▶ _GIVEN EXERCISE_:
Below are some records; retype all of them exactly.

========================

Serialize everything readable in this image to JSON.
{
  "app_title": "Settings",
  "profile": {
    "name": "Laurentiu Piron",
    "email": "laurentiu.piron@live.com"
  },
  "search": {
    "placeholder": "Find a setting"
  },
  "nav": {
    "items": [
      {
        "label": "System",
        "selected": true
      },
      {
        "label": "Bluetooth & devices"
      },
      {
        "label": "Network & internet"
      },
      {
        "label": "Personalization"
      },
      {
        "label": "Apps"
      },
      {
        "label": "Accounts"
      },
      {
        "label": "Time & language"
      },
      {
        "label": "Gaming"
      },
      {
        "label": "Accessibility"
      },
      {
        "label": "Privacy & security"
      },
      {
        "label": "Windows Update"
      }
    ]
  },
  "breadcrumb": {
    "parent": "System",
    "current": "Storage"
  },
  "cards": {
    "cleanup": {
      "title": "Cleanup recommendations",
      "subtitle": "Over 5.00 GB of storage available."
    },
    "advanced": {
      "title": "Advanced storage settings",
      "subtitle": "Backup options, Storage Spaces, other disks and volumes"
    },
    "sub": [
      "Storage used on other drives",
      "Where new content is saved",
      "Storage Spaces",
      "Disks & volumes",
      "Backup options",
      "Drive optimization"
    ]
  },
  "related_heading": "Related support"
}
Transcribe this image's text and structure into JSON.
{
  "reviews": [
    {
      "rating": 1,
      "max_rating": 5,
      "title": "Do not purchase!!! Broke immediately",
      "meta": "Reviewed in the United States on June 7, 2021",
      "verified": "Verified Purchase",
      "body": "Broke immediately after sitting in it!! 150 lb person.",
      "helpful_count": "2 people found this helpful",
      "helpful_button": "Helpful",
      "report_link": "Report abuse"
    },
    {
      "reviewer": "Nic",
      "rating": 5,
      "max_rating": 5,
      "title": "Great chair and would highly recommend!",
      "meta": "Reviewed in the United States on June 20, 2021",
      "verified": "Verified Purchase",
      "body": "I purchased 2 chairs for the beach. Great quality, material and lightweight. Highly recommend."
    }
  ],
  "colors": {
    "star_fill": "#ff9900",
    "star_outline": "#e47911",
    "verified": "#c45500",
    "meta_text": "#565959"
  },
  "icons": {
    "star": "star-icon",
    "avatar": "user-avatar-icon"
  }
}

========================

▶ _RESPONSE_:
Serialize everything readable in this image to JSON.
{
  "app_title": "Settings",
  "profile": {
    "name": "Laurentiu Piron",
    "email": "laurentiu.piron@live.com"
  },
  "search": {
    "placeholder": "Find a setting"
  },
  "nav": {
    "items": [
      {
        "label": "System",
        "selected": true
      },
      {
        "label": "Bluetooth & devices"
      },
      {
        "label": "Network & internet"
      },
      {
        "label": "Personalization"
      },
      {
        "label": "Apps"
      },
      {
        "label": "Accounts"
      },
      {
        "label": "Time & language"
      },
      {
        "label": "Gaming"
      },
      {
        "label": "Accessibility"
      },
      {
        "label": "Privacy & security"
      },
      {
        "label": "Windows Update"
      }
    ]
  },
  "breadcrumb": {
    "parent": "System",
    "current": "Storage"
  },
  "cards": {
    "cleanup": {
      "title": "Cleanup recommendations",
      "subtitle": "Over 5.00 GB of storage available."
    },
    "advanced": {
      "title": "Advanced storage settings",
      "subtitle": "Backup options, Storage Spaces, other disks and volumes"
    },
    "sub": [
      "Storage used on other drives",
      "Where new content is saved",
      "Storage Spaces",
      "Disks & volumes",
      "Backup options",
      "Drive optimization"
    ]
  },
  "related_heading": "Related support"
}
Transcribe this image's text and structure into JSON.
{
  "reviews": [
    {
      "rating": 1,
      "max_rating": 5,
      "title": "Do not purchase!!! Broke immediately",
      "meta": "Reviewed in the United States on June 7, 2021",
      "verified": "Verified Purchase",
      "body": "Broke immediately after sitting in it!! 150 lb person.",
      "helpful_count": "2 people found this helpful",
      "helpful_button": "Helpful",
      "report_link": "Report abuse"
    },
    {
      "reviewer": "Nic",
      "rating": 5,
      "max_rating": 5,
      "title": "Great chair and would highly recommend!",
      "meta": "Reviewed in the United States on June 20, 2021",
      "verified": "Verified Purchase",
      "body": "I purchased 2 chairs for the beach. Great quality, material and lightweight. Highly recommend."
    }
  ],
  "colors": {
    "star_fill": "#ff9900",
    "star_outline": "#e47911",
    "verified": "#c45500",
    "meta_text": "#565959"
  },
  "icons": {
    "star": "star-icon",
    "avatar": "user-avatar-icon"
  }
}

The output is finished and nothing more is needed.